**Required task:** Write out all the entries word for word, but skip any images.

**Extracted records:**
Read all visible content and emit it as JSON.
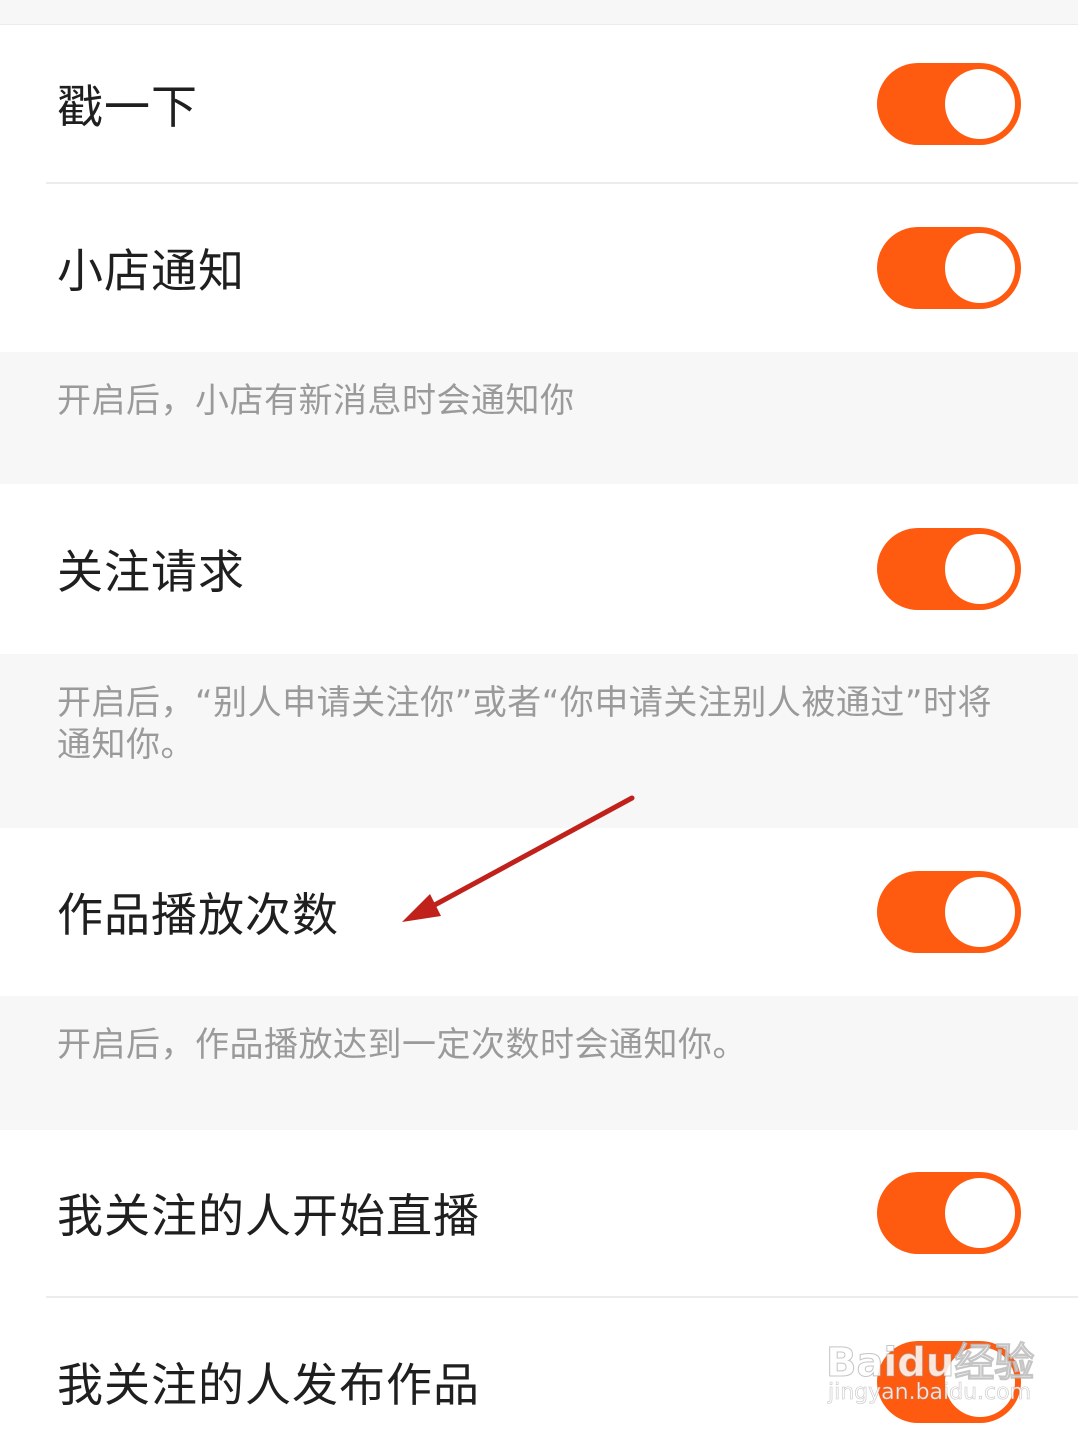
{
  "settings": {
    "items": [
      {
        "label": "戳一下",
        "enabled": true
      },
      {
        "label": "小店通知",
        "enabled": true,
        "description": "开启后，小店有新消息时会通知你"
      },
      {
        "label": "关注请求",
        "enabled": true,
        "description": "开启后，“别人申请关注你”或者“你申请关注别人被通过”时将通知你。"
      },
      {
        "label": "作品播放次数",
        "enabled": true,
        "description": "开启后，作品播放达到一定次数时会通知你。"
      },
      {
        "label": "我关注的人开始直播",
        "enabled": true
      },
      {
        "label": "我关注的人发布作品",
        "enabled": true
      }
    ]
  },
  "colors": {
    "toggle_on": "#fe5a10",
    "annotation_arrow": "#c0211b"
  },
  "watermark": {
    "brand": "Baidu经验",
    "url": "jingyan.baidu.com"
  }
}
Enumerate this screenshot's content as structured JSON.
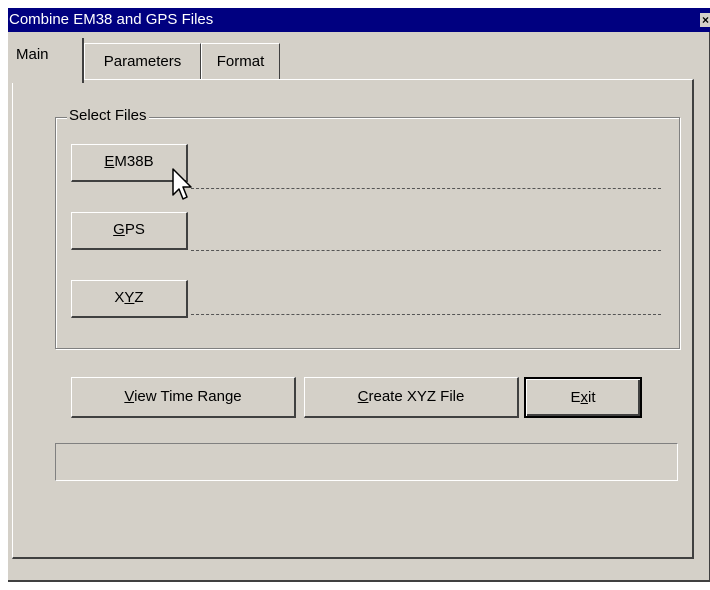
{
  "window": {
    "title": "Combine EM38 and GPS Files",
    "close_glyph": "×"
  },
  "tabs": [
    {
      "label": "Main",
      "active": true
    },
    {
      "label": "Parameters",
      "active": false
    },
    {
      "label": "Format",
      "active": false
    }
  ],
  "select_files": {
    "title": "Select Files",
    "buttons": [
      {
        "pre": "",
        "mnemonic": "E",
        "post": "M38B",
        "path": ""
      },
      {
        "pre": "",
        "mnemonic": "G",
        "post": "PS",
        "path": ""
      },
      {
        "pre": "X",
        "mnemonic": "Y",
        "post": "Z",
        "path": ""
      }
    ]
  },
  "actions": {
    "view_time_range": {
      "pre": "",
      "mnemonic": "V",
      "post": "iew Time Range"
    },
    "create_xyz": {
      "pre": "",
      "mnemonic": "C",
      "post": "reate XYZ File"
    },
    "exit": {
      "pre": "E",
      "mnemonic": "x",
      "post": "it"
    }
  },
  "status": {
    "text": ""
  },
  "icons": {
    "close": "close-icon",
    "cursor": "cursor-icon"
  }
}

**Reply to the exercise:**
Read all visible content and emit it as JSON.
{
  "settings": {
    "items": [
      {
        "label": "戳一下",
        "enabled": true
      },
      {
        "label": "小店通知",
        "enabled": true,
        "description": "开启后，小店有新消息时会通知你"
      },
      {
        "label": "关注请求",
        "enabled": true,
        "description": "开启后，“别人申请关注你”或者“你申请关注别人被通过”时将通知你。"
      },
      {
        "label": "作品播放次数",
        "enabled": true,
        "description": "开启后，作品播放达到一定次数时会通知你。"
      },
      {
        "label": "我关注的人开始直播",
        "enabled": true
      },
      {
        "label": "我关注的人发布作品",
        "enabled": true
      }
    ]
  },
  "colors": {
    "toggle_on": "#fe5a10",
    "annotation_arrow": "#c0211b"
  },
  "watermark": {
    "brand": "Baidu经验",
    "url": "jingyan.baidu.com"
  }
}
Enumerate this screenshot's content as structured JSON.
{
  "window": {
    "title": "Combine EM38 and GPS Files",
    "close_glyph": "×"
  },
  "tabs": [
    {
      "label": "Main",
      "active": true
    },
    {
      "label": "Parameters",
      "active": false
    },
    {
      "label": "Format",
      "active": false
    }
  ],
  "select_files": {
    "title": "Select Files",
    "buttons": [
      {
        "pre": "",
        "mnemonic": "E",
        "post": "M38B",
        "path": ""
      },
      {
        "pre": "",
        "mnemonic": "G",
        "post": "PS",
        "path": ""
      },
      {
        "pre": "X",
        "mnemonic": "Y",
        "post": "Z",
        "path": ""
      }
    ]
  },
  "actions": {
    "view_time_range": {
      "pre": "",
      "mnemonic": "V",
      "post": "iew Time Range"
    },
    "create_xyz": {
      "pre": "",
      "mnemonic": "C",
      "post": "reate XYZ File"
    },
    "exit": {
      "pre": "E",
      "mnemonic": "x",
      "post": "it"
    }
  },
  "status": {
    "text": ""
  },
  "icons": {
    "close": "close-icon",
    "cursor": "cursor-icon"
  }
}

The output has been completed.